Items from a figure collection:
################

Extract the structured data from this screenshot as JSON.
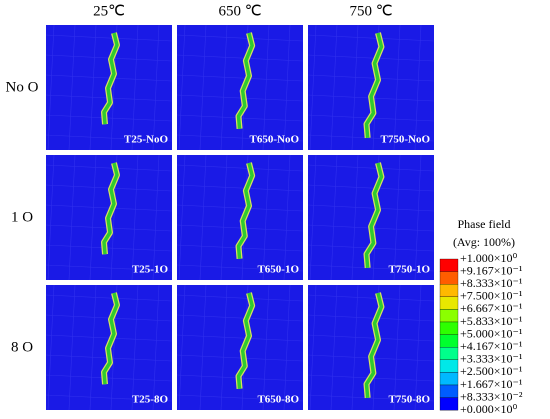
{
  "columns": [
    "25℃",
    "650 ℃",
    "750 ℃"
  ],
  "rows": [
    "No O",
    "1 O",
    "8 O"
  ],
  "panels": [
    [
      "T25-NoO",
      "T650-NoO",
      "T750-NoO"
    ],
    [
      "T25-1O",
      "T650-1O",
      "T750-1O"
    ],
    [
      "T25-8O",
      "T650-8O",
      "T750-8O"
    ]
  ],
  "legend": {
    "title": "Phase field",
    "subtitle": "(Avg: 100%)",
    "labels": [
      "+1.000×10⁰",
      "+9.167×10⁻¹",
      "+8.333×10⁻¹",
      "+7.500×10⁻¹",
      "+6.667×10⁻¹",
      "+5.833×10⁻¹",
      "+5.000×10⁻¹",
      "+4.167×10⁻¹",
      "+3.333×10⁻¹",
      "+2.500×10⁻¹",
      "+1.667×10⁻¹",
      "+8.333×10⁻²",
      "+0.000×10⁰"
    ],
    "colors": [
      "#ff0000",
      "#ff5d00",
      "#ffb900",
      "#e8e800",
      "#8bff00",
      "#2eff00",
      "#00ff2e",
      "#00ff8b",
      "#00e8e8",
      "#00b9ff",
      "#005dff",
      "#0000ff"
    ]
  }
}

################

__PROBLEM STATEMENT__
Except for the pictures, copy the material above exactly.

__SOLUTION FOR THIS TASK__
Extract the structured data from this screenshot as JSON.
{
  "columns": [
    "25℃",
    "650 ℃",
    "750 ℃"
  ],
  "rows": [
    "No O",
    "1 O",
    "8 O"
  ],
  "panels": [
    [
      "T25-NoO",
      "T650-NoO",
      "T750-NoO"
    ],
    [
      "T25-1O",
      "T650-1O",
      "T750-1O"
    ],
    [
      "T25-8O",
      "T650-8O",
      "T750-8O"
    ]
  ],
  "legend": {
    "title": "Phase field",
    "subtitle": "(Avg: 100%)",
    "labels": [
      "+1.000×10⁰",
      "+9.167×10⁻¹",
      "+8.333×10⁻¹",
      "+7.500×10⁻¹",
      "+6.667×10⁻¹",
      "+5.833×10⁻¹",
      "+5.000×10⁻¹",
      "+4.167×10⁻¹",
      "+3.333×10⁻¹",
      "+2.500×10⁻¹",
      "+1.667×10⁻¹",
      "+8.333×10⁻²",
      "+0.000×10⁰"
    ],
    "colors": [
      "#ff0000",
      "#ff5d00",
      "#ffb900",
      "#e8e800",
      "#8bff00",
      "#2eff00",
      "#00ff2e",
      "#00ff8b",
      "#00e8e8",
      "#00b9ff",
      "#005dff",
      "#0000ff"
    ]
  }
}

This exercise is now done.